*Short task:*
Identify, in the records below, every line where the string "screenshot" appears, and copy each such line.

*Exercise input:*
-------------------------

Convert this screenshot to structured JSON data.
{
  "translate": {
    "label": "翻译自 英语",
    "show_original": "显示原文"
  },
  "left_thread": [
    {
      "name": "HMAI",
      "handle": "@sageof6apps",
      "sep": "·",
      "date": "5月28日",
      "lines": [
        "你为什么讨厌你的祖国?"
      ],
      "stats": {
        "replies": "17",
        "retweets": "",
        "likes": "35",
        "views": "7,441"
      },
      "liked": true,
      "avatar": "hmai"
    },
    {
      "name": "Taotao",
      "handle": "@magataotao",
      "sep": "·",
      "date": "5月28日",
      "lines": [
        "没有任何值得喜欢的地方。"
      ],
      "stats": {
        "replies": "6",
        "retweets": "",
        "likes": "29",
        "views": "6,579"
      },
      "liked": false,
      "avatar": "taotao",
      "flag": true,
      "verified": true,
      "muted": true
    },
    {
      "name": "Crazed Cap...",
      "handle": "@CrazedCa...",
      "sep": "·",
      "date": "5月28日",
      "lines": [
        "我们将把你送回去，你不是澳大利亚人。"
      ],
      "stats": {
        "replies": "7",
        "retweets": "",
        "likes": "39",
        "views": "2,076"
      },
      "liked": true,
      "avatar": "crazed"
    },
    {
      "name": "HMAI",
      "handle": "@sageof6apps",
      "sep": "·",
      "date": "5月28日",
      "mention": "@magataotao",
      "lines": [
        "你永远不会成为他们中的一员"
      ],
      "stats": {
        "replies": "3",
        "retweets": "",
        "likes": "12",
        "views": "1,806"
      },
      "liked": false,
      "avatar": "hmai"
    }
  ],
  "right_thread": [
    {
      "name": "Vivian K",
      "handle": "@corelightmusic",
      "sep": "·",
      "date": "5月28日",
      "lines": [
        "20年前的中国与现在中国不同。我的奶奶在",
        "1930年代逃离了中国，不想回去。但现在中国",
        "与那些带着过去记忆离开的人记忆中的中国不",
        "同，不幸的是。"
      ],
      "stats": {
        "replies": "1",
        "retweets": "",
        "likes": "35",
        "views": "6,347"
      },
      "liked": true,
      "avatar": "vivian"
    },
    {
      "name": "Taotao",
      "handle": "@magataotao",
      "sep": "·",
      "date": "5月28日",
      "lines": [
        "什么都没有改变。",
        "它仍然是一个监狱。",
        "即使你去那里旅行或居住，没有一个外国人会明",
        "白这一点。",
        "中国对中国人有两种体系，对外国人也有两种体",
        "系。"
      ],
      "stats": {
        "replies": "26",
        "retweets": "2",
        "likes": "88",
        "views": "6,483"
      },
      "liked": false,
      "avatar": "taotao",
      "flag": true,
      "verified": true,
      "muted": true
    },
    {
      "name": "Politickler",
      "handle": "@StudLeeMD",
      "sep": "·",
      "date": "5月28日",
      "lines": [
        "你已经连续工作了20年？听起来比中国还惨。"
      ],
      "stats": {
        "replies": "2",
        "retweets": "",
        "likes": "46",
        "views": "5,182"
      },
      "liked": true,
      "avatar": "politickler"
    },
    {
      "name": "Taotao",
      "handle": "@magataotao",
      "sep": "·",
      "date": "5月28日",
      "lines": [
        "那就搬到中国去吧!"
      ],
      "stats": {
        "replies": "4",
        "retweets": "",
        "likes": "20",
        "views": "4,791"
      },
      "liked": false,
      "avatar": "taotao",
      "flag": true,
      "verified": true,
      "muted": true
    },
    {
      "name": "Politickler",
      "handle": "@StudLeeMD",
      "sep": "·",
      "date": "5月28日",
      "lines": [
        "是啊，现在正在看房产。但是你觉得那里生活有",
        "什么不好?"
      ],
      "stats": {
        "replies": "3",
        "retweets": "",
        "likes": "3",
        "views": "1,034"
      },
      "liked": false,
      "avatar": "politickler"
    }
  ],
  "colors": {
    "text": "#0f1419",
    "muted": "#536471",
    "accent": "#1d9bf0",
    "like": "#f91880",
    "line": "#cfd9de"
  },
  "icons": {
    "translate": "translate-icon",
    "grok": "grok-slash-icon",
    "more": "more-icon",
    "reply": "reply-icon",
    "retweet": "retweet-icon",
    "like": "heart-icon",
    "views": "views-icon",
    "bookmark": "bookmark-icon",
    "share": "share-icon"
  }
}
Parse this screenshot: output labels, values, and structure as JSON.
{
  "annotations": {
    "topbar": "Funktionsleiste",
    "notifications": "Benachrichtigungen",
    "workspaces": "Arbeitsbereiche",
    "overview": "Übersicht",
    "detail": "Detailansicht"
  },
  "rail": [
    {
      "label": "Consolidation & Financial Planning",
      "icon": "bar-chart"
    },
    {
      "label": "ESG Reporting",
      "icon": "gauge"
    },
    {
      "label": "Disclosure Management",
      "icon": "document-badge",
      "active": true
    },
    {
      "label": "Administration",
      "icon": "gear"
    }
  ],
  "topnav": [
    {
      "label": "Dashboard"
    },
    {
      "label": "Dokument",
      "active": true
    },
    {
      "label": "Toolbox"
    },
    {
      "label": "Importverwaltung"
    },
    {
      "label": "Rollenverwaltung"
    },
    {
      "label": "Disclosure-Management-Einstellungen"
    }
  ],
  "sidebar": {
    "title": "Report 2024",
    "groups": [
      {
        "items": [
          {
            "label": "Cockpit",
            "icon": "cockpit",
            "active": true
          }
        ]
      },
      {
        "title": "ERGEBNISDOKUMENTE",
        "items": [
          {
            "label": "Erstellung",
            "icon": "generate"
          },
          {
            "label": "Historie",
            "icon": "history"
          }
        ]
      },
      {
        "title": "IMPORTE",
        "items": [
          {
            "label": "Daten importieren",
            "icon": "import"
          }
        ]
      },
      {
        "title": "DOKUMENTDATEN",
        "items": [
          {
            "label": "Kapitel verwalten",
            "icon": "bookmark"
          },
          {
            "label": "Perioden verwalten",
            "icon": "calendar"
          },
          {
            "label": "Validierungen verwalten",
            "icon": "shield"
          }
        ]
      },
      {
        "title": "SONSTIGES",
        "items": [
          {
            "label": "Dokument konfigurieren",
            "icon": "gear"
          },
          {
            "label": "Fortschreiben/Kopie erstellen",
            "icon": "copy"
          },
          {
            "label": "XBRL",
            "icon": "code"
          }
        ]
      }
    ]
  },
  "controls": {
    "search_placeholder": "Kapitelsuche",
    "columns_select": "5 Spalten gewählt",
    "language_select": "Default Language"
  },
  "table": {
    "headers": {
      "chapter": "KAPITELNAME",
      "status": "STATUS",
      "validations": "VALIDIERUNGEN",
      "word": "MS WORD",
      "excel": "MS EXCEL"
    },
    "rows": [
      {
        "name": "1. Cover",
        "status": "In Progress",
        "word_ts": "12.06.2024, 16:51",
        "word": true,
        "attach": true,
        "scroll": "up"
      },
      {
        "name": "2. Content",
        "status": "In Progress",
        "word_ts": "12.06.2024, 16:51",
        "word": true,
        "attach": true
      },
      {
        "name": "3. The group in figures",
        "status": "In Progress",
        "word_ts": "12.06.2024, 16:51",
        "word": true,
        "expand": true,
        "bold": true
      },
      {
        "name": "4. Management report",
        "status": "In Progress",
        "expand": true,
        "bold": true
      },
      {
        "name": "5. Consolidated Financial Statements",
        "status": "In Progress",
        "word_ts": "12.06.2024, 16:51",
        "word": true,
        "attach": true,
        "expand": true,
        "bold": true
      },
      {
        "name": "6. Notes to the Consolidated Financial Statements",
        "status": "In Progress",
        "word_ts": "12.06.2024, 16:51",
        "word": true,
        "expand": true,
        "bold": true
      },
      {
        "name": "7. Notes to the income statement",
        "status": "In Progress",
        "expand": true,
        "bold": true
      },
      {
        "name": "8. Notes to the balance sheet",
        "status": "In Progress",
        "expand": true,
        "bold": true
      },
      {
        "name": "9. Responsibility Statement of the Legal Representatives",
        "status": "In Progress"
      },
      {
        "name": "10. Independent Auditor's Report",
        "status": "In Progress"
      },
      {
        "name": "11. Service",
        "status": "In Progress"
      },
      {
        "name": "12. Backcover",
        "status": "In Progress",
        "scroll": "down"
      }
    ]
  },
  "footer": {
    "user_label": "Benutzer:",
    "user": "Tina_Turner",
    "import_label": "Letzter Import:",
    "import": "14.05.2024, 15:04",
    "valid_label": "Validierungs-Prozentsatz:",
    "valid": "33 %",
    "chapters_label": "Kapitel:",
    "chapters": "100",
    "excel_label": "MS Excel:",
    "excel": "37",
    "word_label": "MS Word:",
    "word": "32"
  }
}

-------------------------

*Finished exercise:*
Convert this screenshot to structured JSON data.
Parse this screenshot: output labels, values, and structure as JSON.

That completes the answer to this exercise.